**GIVEN RECORDS**
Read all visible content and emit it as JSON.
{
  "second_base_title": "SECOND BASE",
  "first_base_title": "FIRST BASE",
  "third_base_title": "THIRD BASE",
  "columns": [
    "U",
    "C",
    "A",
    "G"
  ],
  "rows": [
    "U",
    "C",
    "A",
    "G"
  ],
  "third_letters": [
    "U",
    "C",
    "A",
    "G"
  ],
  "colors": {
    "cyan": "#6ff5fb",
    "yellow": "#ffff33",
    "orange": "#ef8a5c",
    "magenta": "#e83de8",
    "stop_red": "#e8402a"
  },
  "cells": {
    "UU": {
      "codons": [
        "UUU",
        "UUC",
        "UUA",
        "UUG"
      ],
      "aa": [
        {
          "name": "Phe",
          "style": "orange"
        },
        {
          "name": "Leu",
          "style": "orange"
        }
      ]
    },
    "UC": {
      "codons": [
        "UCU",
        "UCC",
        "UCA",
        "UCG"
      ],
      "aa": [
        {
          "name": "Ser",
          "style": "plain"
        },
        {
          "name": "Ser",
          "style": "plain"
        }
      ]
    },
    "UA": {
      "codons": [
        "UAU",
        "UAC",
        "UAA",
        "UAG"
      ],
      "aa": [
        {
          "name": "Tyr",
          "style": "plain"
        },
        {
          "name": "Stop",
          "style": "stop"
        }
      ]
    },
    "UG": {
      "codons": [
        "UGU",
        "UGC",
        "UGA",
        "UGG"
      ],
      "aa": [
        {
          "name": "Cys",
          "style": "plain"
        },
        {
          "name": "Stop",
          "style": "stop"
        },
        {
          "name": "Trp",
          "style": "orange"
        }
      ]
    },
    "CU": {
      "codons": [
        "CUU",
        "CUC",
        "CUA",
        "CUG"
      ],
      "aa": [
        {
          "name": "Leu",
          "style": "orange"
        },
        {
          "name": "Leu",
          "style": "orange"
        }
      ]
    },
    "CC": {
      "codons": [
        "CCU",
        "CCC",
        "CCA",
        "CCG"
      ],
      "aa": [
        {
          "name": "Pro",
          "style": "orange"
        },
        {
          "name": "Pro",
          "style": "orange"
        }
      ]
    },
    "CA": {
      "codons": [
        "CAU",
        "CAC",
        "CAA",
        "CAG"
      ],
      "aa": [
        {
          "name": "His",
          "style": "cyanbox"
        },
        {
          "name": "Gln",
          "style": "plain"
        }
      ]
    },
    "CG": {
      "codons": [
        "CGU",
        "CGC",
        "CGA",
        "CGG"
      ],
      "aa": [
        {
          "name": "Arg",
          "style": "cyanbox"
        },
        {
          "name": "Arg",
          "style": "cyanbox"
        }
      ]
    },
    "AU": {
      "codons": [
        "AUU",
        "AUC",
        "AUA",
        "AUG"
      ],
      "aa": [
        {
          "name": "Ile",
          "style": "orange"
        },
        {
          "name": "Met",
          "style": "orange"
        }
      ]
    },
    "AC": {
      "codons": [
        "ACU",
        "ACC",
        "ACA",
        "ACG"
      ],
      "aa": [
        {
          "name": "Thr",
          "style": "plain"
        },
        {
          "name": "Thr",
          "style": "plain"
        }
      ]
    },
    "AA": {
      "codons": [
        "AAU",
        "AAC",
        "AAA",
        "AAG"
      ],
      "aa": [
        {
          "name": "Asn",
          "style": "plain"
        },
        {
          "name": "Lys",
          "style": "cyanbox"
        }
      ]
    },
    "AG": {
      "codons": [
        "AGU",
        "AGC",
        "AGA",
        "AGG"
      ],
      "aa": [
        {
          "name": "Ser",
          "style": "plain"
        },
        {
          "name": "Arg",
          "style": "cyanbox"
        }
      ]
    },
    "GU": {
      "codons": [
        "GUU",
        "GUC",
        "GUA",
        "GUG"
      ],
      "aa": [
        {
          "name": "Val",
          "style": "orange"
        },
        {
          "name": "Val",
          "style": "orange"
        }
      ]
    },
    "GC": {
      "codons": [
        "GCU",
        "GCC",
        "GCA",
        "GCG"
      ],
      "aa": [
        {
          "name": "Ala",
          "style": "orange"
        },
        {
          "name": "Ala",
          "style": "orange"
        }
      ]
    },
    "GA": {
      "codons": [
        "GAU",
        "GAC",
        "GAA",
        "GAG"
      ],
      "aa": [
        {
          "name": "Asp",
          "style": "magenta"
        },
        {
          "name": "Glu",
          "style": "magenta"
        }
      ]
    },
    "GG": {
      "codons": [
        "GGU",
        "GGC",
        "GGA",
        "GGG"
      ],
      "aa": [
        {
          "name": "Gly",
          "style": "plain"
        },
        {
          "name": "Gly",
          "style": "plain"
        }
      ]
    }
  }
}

**STATED PROBLEM**
Print out the whole listing exactly as it appears.

**SOLUTION**
Read all visible content and emit it as JSON.
{
  "second_base_title": "SECOND BASE",
  "first_base_title": "FIRST BASE",
  "third_base_title": "THIRD BASE",
  "columns": [
    "U",
    "C",
    "A",
    "G"
  ],
  "rows": [
    "U",
    "C",
    "A",
    "G"
  ],
  "third_letters": [
    "U",
    "C",
    "A",
    "G"
  ],
  "colors": {
    "cyan": "#6ff5fb",
    "yellow": "#ffff33",
    "orange": "#ef8a5c",
    "magenta": "#e83de8",
    "stop_red": "#e8402a"
  },
  "cells": {
    "UU": {
      "codons": [
        "UUU",
        "UUC",
        "UUA",
        "UUG"
      ],
      "aa": [
        {
          "name": "Phe",
          "style": "orange"
        },
        {
          "name": "Leu",
          "style": "orange"
        }
      ]
    },
    "UC": {
      "codons": [
        "UCU",
        "UCC",
        "UCA",
        "UCG"
      ],
      "aa": [
        {
          "name": "Ser",
          "style": "plain"
        },
        {
          "name": "Ser",
          "style": "plain"
        }
      ]
    },
    "UA": {
      "codons": [
        "UAU",
        "UAC",
        "UAA",
        "UAG"
      ],
      "aa": [
        {
          "name": "Tyr",
          "style": "plain"
        },
        {
          "name": "Stop",
          "style": "stop"
        }
      ]
    },
    "UG": {
      "codons": [
        "UGU",
        "UGC",
        "UGA",
        "UGG"
      ],
      "aa": [
        {
          "name": "Cys",
          "style": "plain"
        },
        {
          "name": "Stop",
          "style": "stop"
        },
        {
          "name": "Trp",
          "style": "orange"
        }
      ]
    },
    "CU": {
      "codons": [
        "CUU",
        "CUC",
        "CUA",
        "CUG"
      ],
      "aa": [
        {
          "name": "Leu",
          "style": "orange"
        },
        {
          "name": "Leu",
          "style": "orange"
        }
      ]
    },
    "CC": {
      "codons": [
        "CCU",
        "CCC",
        "CCA",
        "CCG"
      ],
      "aa": [
        {
          "name": "Pro",
          "style": "orange"
        },
        {
          "name": "Pro",
          "style": "orange"
        }
      ]
    },
    "CA": {
      "codons": [
        "CAU",
        "CAC",
        "CAA",
        "CAG"
      ],
      "aa": [
        {
          "name": "His",
          "style": "cyanbox"
        },
        {
          "name": "Gln",
          "style": "plain"
        }
      ]
    },
    "CG": {
      "codons": [
        "CGU",
        "CGC",
        "CGA",
        "CGG"
      ],
      "aa": [
        {
          "name": "Arg",
          "style": "cyanbox"
        },
        {
          "name": "Arg",
          "style": "cyanbox"
        }
      ]
    },
    "AU": {
      "codons": [
        "AUU",
        "AUC",
        "AUA",
        "AUG"
      ],
      "aa": [
        {
          "name": "Ile",
          "style": "orange"
        },
        {
          "name": "Met",
          "style": "orange"
        }
      ]
    },
    "AC": {
      "codons": [
        "ACU",
        "ACC",
        "ACA",
        "ACG"
      ],
      "aa": [
        {
          "name": "Thr",
          "style": "plain"
        },
        {
          "name": "Thr",
          "style": "plain"
        }
      ]
    },
    "AA": {
      "codons": [
        "AAU",
        "AAC",
        "AAA",
        "AAG"
      ],
      "aa": [
        {
          "name": "Asn",
          "style": "plain"
        },
        {
          "name": "Lys",
          "style": "cyanbox"
        }
      ]
    },
    "AG": {
      "codons": [
        "AGU",
        "AGC",
        "AGA",
        "AGG"
      ],
      "aa": [
        {
          "name": "Ser",
          "style": "plain"
        },
        {
          "name": "Arg",
          "style": "cyanbox"
        }
      ]
    },
    "GU": {
      "codons": [
        "GUU",
        "GUC",
        "GUA",
        "GUG"
      ],
      "aa": [
        {
          "name": "Val",
          "style": "orange"
        },
        {
          "name": "Val",
          "style": "orange"
        }
      ]
    },
    "GC": {
      "codons": [
        "GCU",
        "GCC",
        "GCA",
        "GCG"
      ],
      "aa": [
        {
          "name": "Ala",
          "style": "orange"
        },
        {
          "name": "Ala",
          "style": "orange"
        }
      ]
    },
    "GA": {
      "codons": [
        "GAU",
        "GAC",
        "GAA",
        "GAG"
      ],
      "aa": [
        {
          "name": "Asp",
          "style": "magenta"
        },
        {
          "name": "Glu",
          "style": "magenta"
        }
      ]
    },
    "GG": {
      "codons": [
        "GGU",
        "GGC",
        "GGA",
        "GGG"
      ],
      "aa": [
        {
          "name": "Gly",
          "style": "plain"
        },
        {
          "name": "Gly",
          "style": "plain"
        }
      ]
    }
  }
}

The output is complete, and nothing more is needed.